SUPPLIED RECORDS:
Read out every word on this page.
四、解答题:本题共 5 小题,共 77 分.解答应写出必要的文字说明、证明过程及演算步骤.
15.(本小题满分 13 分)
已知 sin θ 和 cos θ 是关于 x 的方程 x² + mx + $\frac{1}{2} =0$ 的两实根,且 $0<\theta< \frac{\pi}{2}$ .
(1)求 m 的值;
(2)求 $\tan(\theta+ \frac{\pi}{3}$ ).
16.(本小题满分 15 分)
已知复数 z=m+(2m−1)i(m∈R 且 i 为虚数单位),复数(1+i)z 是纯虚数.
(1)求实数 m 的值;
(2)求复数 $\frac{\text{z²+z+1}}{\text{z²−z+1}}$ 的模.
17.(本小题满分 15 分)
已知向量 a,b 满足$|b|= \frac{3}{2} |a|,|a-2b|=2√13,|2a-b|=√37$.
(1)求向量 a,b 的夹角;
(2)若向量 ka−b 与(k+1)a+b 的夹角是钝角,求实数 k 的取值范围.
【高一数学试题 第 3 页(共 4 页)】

EXERCISE GOAL: Write all of the records out again exactly.

ANSWER TO THIS EXERCISE:
Read out every word on this page.
四、解答题:本题共 5 小题,共 77 分.解答应写出必要的文字说明、证明过程及演算步骤.
15.(本小题满分 13 分)
已知 sin θ 和 cos θ 是关于 x 的方程 x² + mx + $\frac{1}{2} =0$ 的两实根,且 $0<\theta< \frac{\pi}{2}$ .
(1)求 m 的值;
(2)求 $\tan(\theta+ \frac{\pi}{3}$ ).
16.(本小题满分 15 分)
已知复数 z=m+(2m−1)i(m∈R 且 i 为虚数单位),复数(1+i)z 是纯虚数.
(1)求实数 m 的值;
(2)求复数 $\frac{\text{z²+z+1}}{\text{z²−z+1}}$ 的模.
17.(本小题满分 15 分)
已知向量 a,b 满足$|b|= \frac{3}{2} |a|,|a-2b|=2√13,|2a-b|=√37$.
(1)求向量 a,b 的夹角;
(2)若向量 ka−b 与(k+1)a+b 的夹角是钝角,求实数 k 的取值范围.
【高一数学试题 第 3 页(共 4 页)】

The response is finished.